Return each line of the listing that contains the string "creamy".

A run of records:
= = = =

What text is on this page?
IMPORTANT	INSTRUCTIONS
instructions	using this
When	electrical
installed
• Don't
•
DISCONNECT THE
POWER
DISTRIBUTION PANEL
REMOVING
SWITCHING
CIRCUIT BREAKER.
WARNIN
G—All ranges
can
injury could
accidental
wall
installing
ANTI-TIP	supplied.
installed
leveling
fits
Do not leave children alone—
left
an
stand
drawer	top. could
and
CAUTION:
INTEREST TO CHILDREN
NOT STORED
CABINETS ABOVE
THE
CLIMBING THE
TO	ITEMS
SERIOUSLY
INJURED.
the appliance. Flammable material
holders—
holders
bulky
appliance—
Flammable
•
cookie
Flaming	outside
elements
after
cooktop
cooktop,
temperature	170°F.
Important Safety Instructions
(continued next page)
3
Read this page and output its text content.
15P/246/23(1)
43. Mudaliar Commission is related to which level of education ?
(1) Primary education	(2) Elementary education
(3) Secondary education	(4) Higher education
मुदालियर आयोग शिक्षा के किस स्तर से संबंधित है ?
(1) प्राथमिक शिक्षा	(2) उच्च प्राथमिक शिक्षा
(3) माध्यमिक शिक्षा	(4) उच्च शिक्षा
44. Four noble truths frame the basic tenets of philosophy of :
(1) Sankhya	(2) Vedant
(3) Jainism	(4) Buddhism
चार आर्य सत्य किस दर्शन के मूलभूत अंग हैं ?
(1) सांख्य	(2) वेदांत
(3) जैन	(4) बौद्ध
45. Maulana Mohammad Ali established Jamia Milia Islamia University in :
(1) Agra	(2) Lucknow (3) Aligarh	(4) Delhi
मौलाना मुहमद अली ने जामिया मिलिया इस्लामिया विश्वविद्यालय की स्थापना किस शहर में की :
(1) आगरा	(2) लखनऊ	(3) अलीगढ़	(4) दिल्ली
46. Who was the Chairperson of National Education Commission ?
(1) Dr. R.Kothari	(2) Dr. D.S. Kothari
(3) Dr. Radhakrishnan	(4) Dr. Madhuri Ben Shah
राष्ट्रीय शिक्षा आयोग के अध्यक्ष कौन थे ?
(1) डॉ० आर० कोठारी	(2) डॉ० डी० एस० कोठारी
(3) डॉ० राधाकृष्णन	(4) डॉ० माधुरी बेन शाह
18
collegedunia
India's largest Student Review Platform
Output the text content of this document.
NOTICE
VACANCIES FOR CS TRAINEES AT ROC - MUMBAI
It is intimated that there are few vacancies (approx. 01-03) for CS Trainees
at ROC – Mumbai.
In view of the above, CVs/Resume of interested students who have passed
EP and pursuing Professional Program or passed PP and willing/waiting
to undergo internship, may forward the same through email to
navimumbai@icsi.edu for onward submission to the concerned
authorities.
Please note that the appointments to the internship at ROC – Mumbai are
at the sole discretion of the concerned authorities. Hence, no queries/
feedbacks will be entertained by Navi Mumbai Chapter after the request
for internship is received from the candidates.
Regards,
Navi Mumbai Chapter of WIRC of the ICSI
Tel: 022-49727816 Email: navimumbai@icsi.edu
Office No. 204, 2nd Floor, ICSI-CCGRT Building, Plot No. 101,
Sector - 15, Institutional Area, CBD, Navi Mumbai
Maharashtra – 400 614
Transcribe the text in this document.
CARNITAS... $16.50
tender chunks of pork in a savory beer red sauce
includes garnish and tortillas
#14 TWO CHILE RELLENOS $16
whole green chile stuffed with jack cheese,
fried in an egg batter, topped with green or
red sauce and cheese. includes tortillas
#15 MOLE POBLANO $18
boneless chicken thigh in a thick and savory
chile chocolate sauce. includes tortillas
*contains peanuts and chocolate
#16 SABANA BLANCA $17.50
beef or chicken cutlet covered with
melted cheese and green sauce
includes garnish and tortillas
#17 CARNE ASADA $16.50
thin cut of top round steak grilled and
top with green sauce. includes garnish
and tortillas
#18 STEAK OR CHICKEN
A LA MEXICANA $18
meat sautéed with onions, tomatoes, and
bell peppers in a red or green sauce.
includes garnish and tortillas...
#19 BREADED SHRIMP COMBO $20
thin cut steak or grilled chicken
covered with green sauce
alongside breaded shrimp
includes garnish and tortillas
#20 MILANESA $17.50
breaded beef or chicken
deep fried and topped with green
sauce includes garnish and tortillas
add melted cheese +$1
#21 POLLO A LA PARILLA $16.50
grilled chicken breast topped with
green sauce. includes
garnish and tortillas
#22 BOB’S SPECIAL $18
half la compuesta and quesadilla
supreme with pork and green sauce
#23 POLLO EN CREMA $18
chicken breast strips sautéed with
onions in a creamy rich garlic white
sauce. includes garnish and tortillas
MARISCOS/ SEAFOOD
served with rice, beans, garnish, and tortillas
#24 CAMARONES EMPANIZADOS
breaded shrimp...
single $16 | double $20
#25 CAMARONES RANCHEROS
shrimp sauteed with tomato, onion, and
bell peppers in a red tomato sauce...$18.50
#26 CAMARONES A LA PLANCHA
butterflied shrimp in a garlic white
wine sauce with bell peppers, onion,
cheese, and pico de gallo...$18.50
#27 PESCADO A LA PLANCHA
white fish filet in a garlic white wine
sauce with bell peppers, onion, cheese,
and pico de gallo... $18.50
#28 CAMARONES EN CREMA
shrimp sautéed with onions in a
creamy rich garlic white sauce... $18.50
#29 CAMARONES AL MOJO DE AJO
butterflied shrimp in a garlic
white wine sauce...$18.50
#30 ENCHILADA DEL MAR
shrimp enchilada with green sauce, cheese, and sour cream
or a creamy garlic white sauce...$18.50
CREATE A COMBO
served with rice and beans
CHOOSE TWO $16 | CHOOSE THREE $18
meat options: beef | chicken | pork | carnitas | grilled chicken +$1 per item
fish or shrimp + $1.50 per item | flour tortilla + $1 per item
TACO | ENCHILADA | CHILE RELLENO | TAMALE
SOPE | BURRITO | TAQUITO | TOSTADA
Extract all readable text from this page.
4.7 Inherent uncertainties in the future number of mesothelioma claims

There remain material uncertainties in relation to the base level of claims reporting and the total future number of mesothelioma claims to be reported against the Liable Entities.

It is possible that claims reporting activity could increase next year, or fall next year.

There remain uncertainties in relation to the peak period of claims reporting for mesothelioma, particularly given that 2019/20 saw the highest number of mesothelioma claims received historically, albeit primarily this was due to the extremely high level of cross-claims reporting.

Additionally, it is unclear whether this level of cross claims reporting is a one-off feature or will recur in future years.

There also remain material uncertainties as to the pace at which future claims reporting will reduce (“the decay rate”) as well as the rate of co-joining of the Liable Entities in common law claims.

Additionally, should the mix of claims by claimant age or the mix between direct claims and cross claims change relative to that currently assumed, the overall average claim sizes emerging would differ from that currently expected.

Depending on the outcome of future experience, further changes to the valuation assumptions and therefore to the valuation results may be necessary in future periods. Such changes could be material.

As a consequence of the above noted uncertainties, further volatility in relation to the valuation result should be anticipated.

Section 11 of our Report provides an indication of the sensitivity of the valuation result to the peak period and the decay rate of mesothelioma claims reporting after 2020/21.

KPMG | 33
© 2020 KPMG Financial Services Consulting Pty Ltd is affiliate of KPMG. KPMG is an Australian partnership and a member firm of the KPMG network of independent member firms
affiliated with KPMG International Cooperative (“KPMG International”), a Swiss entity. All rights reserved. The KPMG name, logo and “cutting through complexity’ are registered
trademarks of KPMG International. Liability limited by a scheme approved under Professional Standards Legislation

= = = =

Exercise solution:
onions in a creamy rich garlic white
creamy rich garlic white sauce... $18.50
or a creamy garlic white sauce...$18.50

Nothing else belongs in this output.